____ TASK INPUTS

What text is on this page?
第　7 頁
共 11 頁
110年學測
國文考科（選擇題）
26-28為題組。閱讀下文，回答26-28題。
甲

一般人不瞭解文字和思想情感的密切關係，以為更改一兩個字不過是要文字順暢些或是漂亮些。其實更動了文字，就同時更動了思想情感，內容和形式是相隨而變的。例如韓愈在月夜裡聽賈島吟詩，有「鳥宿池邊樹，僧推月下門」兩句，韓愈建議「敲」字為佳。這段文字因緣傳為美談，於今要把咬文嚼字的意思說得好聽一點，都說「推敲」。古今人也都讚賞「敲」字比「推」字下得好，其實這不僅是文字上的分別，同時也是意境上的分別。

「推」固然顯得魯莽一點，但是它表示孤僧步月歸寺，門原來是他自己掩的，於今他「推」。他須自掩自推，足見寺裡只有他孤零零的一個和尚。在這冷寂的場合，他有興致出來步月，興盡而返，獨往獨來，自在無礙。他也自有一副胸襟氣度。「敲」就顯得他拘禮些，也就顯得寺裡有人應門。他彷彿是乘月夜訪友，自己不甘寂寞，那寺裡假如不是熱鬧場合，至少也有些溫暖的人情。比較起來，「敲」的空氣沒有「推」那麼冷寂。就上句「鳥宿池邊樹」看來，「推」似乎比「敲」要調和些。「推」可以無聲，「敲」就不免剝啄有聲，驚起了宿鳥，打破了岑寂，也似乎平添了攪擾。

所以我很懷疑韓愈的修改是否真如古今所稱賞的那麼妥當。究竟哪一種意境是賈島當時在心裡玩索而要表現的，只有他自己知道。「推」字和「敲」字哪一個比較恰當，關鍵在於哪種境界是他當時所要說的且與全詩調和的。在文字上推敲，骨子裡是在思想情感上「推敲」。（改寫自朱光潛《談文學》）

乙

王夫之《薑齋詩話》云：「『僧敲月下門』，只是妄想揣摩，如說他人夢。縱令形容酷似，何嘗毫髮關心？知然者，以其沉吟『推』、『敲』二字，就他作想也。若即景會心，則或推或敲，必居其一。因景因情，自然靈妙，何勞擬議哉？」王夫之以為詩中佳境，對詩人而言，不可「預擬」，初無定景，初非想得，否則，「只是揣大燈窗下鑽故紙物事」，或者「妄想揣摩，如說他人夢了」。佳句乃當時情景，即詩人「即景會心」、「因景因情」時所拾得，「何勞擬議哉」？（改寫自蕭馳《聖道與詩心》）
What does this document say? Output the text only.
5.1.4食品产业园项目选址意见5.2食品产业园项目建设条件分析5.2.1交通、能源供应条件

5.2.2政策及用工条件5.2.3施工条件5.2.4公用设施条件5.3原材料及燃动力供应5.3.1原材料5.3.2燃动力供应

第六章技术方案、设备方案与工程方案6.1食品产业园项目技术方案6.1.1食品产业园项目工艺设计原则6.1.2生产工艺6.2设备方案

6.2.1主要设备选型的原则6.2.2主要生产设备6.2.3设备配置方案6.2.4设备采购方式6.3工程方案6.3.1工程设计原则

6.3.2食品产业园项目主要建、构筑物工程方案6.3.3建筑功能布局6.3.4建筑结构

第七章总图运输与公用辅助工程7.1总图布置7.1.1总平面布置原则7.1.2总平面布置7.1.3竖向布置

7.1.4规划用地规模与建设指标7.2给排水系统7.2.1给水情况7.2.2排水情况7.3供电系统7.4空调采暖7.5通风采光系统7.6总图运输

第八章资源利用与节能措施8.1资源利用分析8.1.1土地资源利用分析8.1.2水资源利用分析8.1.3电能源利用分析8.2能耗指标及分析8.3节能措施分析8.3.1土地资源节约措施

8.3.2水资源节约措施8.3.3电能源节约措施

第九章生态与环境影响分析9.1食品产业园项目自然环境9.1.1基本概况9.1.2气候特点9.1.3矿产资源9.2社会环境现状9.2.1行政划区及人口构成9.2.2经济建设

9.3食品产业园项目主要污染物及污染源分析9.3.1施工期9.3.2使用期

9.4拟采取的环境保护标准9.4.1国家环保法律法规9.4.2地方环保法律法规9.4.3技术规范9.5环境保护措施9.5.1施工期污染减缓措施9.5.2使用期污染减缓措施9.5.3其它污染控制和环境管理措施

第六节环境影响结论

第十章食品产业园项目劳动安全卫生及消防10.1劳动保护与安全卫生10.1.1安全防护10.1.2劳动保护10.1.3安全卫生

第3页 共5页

________

§ **GOAL OF THE EXERCISE**
Restate all of the entries above precisely.

§ **SOLUTION TO THE PROBLEM**
What text is on this page?
第　7 頁
共 11 頁
110年學測
國文考科（選擇題）
26-28為題組。閱讀下文，回答26-28題。
甲

一般人不瞭解文字和思想情感的密切關係，以為更改一兩個字不過是要文字順暢些或是漂亮些。其實更動了文字，就同時更動了思想情感，內容和形式是相隨而變的。例如韓愈在月夜裡聽賈島吟詩，有「鳥宿池邊樹，僧推月下門」兩句，韓愈建議「敲」字為佳。這段文字因緣傳為美談，於今要把咬文嚼字的意思說得好聽一點，都說「推敲」。古今人也都讚賞「敲」字比「推」字下得好，其實這不僅是文字上的分別，同時也是意境上的分別。

「推」固然顯得魯莽一點，但是它表示孤僧步月歸寺，門原來是他自己掩的，於今他「推」。他須自掩自推，足見寺裡只有他孤零零的一個和尚。在這冷寂的場合，他有興致出來步月，興盡而返，獨往獨來，自在無礙。他也自有一副胸襟氣度。「敲」就顯得他拘禮些，也就顯得寺裡有人應門。他彷彿是乘月夜訪友，自己不甘寂寞，那寺裡假如不是熱鬧場合，至少也有些溫暖的人情。比較起來，「敲」的空氣沒有「推」那麼冷寂。就上句「鳥宿池邊樹」看來，「推」似乎比「敲」要調和些。「推」可以無聲，「敲」就不免剝啄有聲，驚起了宿鳥，打破了岑寂，也似乎平添了攪擾。

所以我很懷疑韓愈的修改是否真如古今所稱賞的那麼妥當。究竟哪一種意境是賈島當時在心裡玩索而要表現的，只有他自己知道。「推」字和「敲」字哪一個比較恰當，關鍵在於哪種境界是他當時所要說的且與全詩調和的。在文字上推敲，骨子裡是在思想情感上「推敲」。（改寫自朱光潛《談文學》）

乙

王夫之《薑齋詩話》云：「『僧敲月下門』，只是妄想揣摩，如說他人夢。縱令形容酷似，何嘗毫髮關心？知然者，以其沉吟『推』、『敲』二字，就他作想也。若即景會心，則或推或敲，必居其一。因景因情，自然靈妙，何勞擬議哉？」王夫之以為詩中佳境，對詩人而言，不可「預擬」，初無定景，初非想得，否則，「只是揣大燈窗下鑽故紙物事」，或者「妄想揣摩，如說他人夢了」。佳句乃當時情景，即詩人「即景會心」、「因景因情」時所拾得，「何勞擬議哉」？（改寫自蕭馳《聖道與詩心》）
What does this document say? Output the text only.
5.1.4食品产业园项目选址意见5.2食品产业园项目建设条件分析5.2.1交通、能源供应条件

5.2.2政策及用工条件5.2.3施工条件5.2.4公用设施条件5.3原材料及燃动力供应5.3.1原材料5.3.2燃动力供应

第六章技术方案、设备方案与工程方案6.1食品产业园项目技术方案6.1.1食品产业园项目工艺设计原则6.1.2生产工艺6.2设备方案

6.2.1主要设备选型的原则6.2.2主要生产设备6.2.3设备配置方案6.2.4设备采购方式6.3工程方案6.3.1工程设计原则

6.3.2食品产业园项目主要建、构筑物工程方案6.3.3建筑功能布局6.3.4建筑结构

第七章总图运输与公用辅助工程7.1总图布置7.1.1总平面布置原则7.1.2总平面布置7.1.3竖向布置

7.1.4规划用地规模与建设指标7.2给排水系统7.2.1给水情况7.2.2排水情况7.3供电系统7.4空调采暖7.5通风采光系统7.6总图运输

第八章资源利用与节能措施8.1资源利用分析8.1.1土地资源利用分析8.1.2水资源利用分析8.1.3电能源利用分析8.2能耗指标及分析8.3节能措施分析8.3.1土地资源节约措施

8.3.2水资源节约措施8.3.3电能源节约措施

第九章生态与环境影响分析9.1食品产业园项目自然环境9.1.1基本概况9.1.2气候特点9.1.3矿产资源9.2社会环境现状9.2.1行政划区及人口构成9.2.2经济建设

9.3食品产业园项目主要污染物及污染源分析9.3.1施工期9.3.2使用期

9.4拟采取的环境保护标准9.4.1国家环保法律法规9.4.2地方环保法律法规9.4.3技术规范9.5环境保护措施9.5.1施工期污染减缓措施9.5.2使用期污染减缓措施9.5.3其它污染控制和环境管理措施

第六节环境影响结论

第十章食品产业园项目劳动安全卫生及消防10.1劳动保护与安全卫生10.1.1安全防护10.1.2劳动保护10.1.3安全卫生

第3页 共5页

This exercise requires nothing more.